What you need to do: Return only this: the line with "Enumerate this screenshot's" and all the lines that follow it below, through the final one, exactly as they are.

-------- Input rows --------

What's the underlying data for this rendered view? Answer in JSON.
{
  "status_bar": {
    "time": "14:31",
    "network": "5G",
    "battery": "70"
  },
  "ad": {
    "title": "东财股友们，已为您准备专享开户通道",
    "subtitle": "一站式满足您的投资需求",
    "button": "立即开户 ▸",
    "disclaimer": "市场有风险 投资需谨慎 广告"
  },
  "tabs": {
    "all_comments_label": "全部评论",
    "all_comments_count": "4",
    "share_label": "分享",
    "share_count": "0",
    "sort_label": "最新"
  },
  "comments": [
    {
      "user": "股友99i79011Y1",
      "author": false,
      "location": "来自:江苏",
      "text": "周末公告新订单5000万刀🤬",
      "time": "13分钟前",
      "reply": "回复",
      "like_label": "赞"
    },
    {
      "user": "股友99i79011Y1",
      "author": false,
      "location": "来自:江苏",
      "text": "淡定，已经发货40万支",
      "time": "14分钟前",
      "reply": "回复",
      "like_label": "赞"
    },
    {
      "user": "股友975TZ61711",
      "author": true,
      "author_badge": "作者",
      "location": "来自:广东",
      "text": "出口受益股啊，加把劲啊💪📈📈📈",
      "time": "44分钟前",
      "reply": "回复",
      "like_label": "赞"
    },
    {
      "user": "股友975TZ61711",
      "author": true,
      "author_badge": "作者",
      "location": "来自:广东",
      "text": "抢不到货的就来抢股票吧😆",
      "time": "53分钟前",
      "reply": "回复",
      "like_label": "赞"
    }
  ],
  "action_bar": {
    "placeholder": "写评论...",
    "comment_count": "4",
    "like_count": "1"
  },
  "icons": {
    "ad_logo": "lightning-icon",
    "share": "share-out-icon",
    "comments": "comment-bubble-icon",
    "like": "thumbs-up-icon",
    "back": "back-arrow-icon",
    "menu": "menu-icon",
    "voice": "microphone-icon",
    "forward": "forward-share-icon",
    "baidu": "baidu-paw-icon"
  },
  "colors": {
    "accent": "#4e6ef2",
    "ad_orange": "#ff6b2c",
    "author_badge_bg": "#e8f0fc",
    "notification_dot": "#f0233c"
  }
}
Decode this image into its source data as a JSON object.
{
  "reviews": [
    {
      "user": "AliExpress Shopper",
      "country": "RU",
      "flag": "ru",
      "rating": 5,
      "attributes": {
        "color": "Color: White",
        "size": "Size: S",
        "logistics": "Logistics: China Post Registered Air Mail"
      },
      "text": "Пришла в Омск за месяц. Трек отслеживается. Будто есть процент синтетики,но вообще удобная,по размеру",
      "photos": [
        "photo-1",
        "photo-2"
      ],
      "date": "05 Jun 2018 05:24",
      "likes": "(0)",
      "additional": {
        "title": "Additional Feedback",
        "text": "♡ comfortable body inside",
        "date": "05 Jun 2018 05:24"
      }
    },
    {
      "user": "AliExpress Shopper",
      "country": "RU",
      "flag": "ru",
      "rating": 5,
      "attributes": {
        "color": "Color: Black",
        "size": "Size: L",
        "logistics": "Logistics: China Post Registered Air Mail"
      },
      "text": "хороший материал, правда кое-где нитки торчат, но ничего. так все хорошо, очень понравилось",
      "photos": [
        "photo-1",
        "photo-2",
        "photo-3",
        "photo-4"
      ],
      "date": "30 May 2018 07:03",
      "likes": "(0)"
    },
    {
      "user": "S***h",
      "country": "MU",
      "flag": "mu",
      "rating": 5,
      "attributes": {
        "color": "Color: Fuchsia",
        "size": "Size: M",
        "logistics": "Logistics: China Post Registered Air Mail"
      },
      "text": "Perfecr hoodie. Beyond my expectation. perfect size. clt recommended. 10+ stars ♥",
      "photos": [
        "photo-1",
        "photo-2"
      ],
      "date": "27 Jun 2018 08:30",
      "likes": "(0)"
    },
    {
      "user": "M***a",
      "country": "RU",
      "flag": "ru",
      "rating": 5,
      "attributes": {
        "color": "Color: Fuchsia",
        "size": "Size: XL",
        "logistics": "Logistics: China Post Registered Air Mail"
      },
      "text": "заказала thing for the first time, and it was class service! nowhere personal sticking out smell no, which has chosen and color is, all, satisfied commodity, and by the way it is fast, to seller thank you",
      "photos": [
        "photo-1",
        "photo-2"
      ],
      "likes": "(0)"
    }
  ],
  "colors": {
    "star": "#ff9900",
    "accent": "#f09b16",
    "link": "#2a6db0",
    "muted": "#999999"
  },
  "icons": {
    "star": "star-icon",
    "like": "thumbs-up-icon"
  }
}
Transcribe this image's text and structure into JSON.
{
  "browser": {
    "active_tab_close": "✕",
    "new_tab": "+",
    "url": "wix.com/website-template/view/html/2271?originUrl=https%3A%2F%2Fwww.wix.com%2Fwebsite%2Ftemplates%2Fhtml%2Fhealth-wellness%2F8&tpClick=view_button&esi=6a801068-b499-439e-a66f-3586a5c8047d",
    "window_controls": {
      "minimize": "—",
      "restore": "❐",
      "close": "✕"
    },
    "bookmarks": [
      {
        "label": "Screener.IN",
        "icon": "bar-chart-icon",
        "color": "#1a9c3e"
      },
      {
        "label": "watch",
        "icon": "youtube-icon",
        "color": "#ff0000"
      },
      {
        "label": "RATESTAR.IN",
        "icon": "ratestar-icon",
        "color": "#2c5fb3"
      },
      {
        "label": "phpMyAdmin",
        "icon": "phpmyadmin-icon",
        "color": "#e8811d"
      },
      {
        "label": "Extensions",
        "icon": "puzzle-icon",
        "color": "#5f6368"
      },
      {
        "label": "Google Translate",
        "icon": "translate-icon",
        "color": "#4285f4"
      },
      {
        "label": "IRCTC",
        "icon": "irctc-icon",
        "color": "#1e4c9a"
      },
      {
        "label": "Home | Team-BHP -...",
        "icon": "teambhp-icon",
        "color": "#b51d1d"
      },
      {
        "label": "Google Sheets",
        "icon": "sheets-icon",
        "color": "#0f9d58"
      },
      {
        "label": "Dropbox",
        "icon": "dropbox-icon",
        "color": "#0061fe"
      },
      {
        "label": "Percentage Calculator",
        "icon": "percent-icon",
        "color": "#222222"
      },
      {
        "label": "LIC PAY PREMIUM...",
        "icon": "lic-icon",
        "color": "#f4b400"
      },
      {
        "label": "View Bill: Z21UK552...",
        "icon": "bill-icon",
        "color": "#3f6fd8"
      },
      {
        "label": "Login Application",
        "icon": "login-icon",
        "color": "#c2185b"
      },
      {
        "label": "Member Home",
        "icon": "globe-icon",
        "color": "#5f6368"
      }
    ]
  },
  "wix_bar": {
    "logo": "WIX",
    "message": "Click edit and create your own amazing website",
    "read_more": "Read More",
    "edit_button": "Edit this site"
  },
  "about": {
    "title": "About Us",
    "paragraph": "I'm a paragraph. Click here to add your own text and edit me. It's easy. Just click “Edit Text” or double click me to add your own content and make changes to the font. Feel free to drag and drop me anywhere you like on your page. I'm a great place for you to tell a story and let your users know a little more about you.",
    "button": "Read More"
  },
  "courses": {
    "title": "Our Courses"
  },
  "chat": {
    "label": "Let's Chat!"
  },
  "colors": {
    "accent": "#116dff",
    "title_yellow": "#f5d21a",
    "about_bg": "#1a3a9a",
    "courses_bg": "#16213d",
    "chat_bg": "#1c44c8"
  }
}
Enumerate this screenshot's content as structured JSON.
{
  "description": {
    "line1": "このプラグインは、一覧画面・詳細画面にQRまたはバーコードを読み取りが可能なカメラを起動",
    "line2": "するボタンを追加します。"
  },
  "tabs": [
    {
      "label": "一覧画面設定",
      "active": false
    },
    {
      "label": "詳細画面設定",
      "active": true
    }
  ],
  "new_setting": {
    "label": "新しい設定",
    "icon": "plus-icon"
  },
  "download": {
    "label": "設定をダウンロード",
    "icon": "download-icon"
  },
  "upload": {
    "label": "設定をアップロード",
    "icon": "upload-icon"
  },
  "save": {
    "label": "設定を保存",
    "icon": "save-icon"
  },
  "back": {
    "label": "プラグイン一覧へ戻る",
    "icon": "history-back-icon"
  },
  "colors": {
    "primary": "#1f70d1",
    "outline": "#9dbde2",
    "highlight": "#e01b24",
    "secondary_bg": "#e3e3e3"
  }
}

--------

Exercise answer:
Enumerate this screenshot's content as structured JSON.
{
  "description": {
    "line1": "このプラグインは、一覧画面・詳細画面にQRまたはバーコードを読み取りが可能なカメラを起動",
    "line2": "するボタンを追加します。"
  },
  "tabs": [
    {
      "label": "一覧画面設定",
      "active": false
    },
    {
      "label": "詳細画面設定",
      "active": true
    }
  ],
  "new_setting": {
    "label": "新しい設定",
    "icon": "plus-icon"
  },
  "download": {
    "label": "設定をダウンロード",
    "icon": "download-icon"
  },
  "upload": {
    "label": "設定をアップロード",
    "icon": "upload-icon"
  },
  "save": {
    "label": "設定を保存",
    "icon": "save-icon"
  },
  "back": {
    "label": "プラグイン一覧へ戻る",
    "icon": "history-back-icon"
  },
  "colors": {
    "primary": "#1f70d1",
    "outline": "#9dbde2",
    "highlight": "#e01b24",
    "secondary_bg": "#e3e3e3"
  }
}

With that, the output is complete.